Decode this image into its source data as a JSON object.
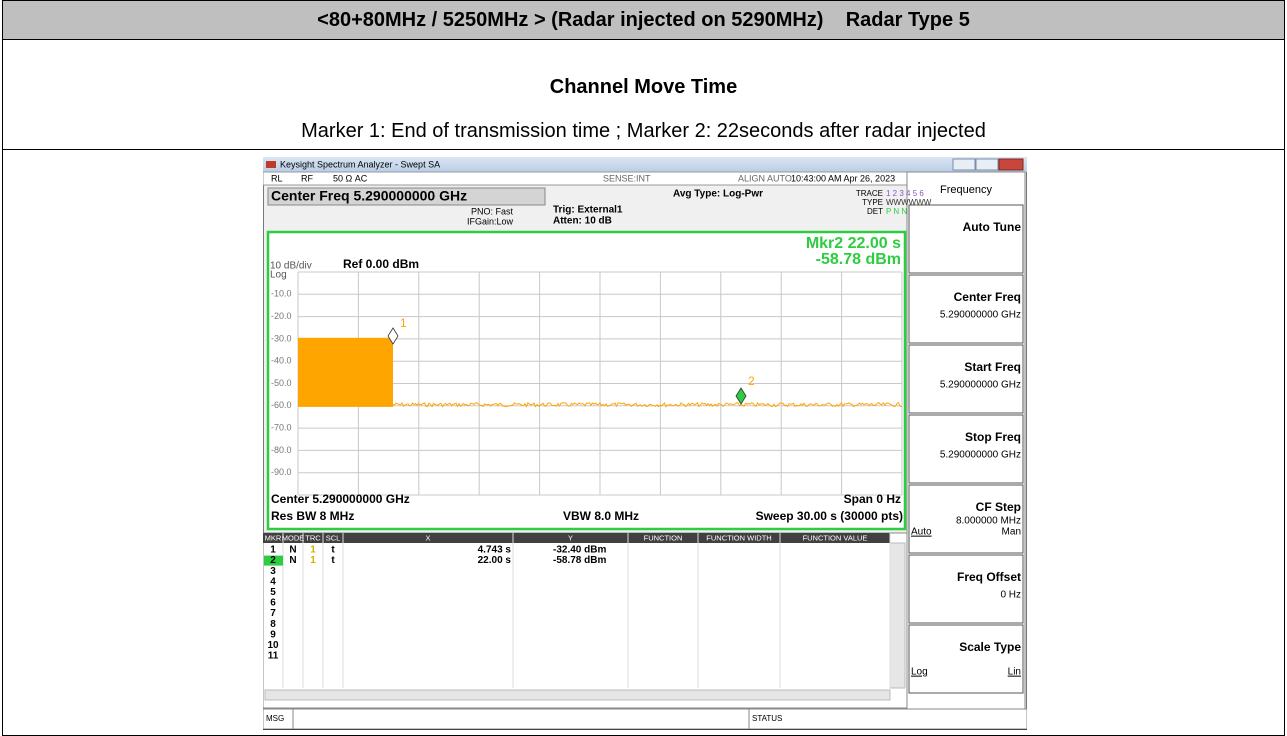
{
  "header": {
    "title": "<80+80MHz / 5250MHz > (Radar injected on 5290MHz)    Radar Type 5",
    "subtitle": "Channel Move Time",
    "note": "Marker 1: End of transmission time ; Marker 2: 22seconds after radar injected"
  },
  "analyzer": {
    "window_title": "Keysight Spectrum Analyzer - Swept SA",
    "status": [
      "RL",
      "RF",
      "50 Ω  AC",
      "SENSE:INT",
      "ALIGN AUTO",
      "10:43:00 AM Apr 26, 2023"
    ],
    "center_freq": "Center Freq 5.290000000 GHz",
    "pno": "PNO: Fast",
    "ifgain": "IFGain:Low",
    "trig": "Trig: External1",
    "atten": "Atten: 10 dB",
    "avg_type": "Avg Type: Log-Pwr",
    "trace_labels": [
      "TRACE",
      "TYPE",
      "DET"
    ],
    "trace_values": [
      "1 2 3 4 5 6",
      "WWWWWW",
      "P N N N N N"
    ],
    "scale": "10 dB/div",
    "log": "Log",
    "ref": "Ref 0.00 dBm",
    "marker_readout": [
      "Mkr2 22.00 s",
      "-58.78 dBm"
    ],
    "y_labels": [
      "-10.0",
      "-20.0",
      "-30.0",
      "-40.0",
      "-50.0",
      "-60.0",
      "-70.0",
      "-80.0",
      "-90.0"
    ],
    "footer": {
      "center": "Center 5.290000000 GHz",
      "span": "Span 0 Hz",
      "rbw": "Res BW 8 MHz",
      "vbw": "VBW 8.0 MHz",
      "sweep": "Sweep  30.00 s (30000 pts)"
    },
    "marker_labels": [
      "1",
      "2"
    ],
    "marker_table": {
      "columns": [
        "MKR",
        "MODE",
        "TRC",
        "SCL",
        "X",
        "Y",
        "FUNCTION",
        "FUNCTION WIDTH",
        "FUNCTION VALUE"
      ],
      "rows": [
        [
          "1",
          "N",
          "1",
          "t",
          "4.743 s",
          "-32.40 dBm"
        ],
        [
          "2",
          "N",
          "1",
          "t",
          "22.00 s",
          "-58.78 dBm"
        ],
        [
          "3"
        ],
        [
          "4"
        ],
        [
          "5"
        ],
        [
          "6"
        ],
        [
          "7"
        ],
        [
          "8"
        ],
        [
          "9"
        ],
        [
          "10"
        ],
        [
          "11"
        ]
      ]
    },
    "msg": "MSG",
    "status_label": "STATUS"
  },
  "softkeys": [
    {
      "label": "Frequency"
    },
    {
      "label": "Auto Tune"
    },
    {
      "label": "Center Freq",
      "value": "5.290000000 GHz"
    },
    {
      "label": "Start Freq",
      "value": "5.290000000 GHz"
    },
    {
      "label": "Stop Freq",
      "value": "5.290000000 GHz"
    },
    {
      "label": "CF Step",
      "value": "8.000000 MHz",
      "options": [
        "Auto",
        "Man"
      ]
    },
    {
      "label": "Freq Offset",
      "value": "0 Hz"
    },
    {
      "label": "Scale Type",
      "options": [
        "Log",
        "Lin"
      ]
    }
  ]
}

_ _ _ _ _ _ _

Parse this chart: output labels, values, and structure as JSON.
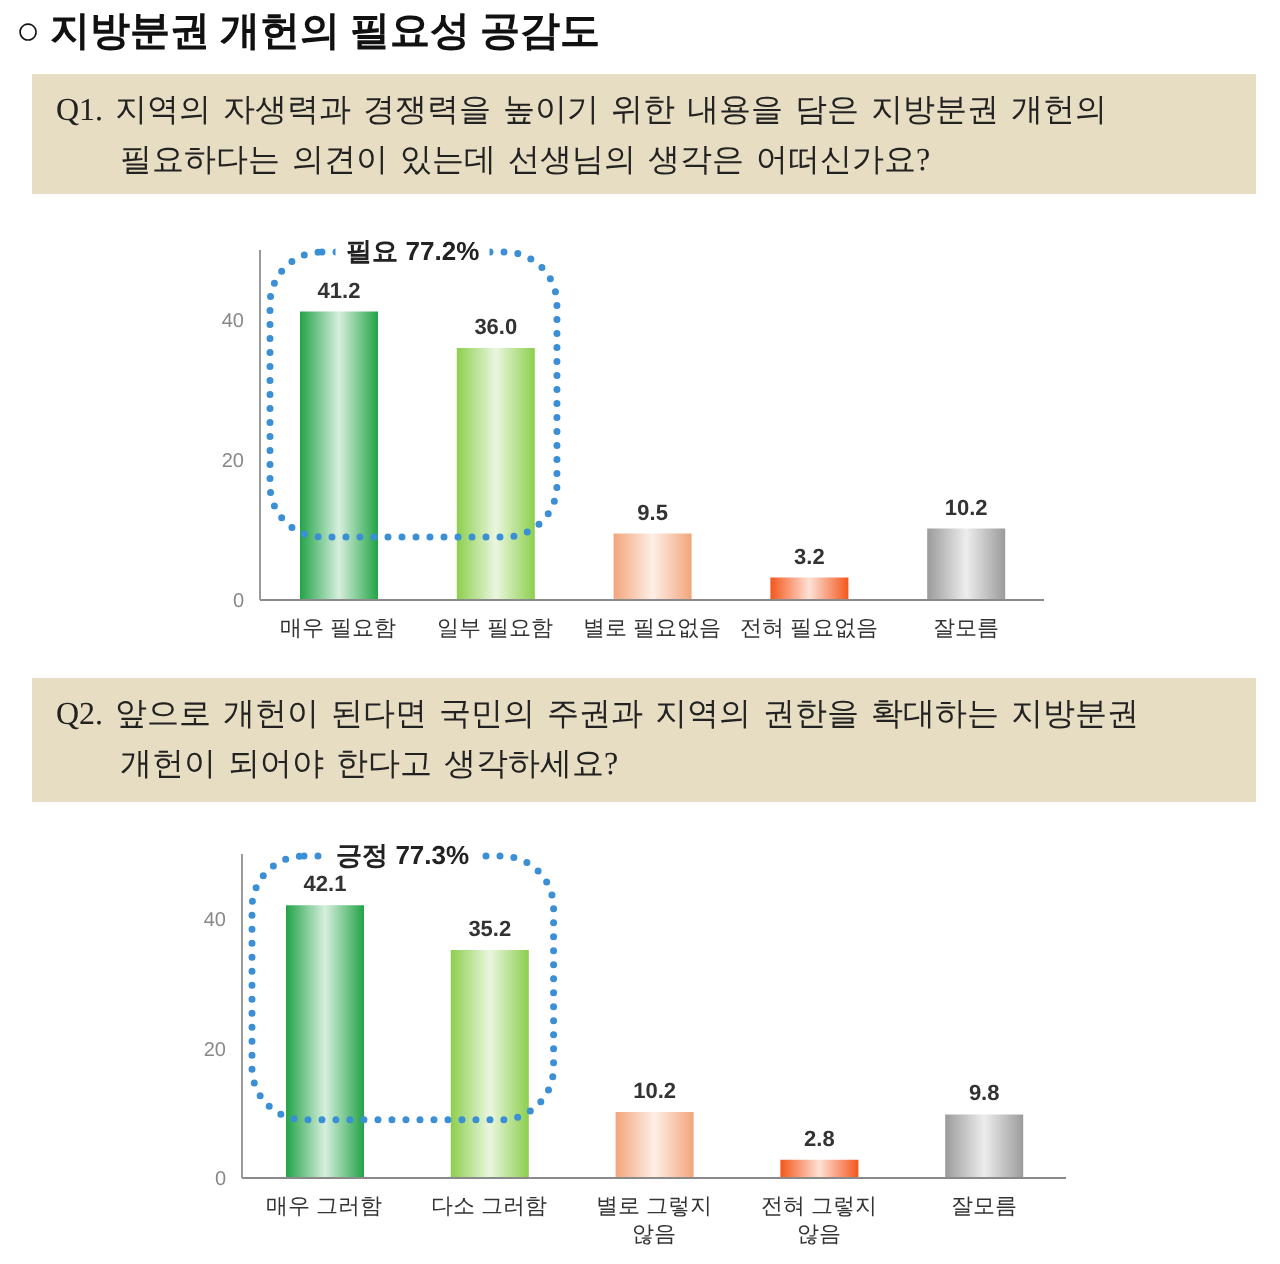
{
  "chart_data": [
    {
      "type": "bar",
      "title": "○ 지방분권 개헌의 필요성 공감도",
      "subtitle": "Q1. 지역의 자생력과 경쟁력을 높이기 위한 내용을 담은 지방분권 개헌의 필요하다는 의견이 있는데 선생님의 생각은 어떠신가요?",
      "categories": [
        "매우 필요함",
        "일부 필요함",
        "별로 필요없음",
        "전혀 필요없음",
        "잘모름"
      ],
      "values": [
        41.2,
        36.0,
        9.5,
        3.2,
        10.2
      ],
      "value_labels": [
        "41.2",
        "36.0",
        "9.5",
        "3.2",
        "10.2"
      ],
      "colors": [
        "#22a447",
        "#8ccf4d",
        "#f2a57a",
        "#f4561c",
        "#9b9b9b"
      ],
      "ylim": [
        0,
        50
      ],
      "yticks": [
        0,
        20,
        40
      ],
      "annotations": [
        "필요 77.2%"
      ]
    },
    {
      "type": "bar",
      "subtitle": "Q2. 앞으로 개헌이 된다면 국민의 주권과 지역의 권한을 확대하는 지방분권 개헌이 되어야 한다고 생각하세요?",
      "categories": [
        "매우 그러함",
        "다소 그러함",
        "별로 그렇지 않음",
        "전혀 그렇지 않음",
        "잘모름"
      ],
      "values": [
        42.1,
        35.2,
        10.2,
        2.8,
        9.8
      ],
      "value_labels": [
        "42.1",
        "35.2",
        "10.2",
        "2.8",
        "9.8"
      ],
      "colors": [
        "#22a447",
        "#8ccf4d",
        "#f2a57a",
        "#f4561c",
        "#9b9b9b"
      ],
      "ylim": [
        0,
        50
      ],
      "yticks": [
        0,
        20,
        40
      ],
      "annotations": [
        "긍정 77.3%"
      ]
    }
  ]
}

_ _ _ _ _ _ _

### Work to be completed
Pull every line containing the word "Center" out of the material and copy it.

### Expected output
    "center_freq": "Center Freq 5.290000000 GHz",
      "center": "Center 5.290000000 GHz",
      "label": "Center Freq",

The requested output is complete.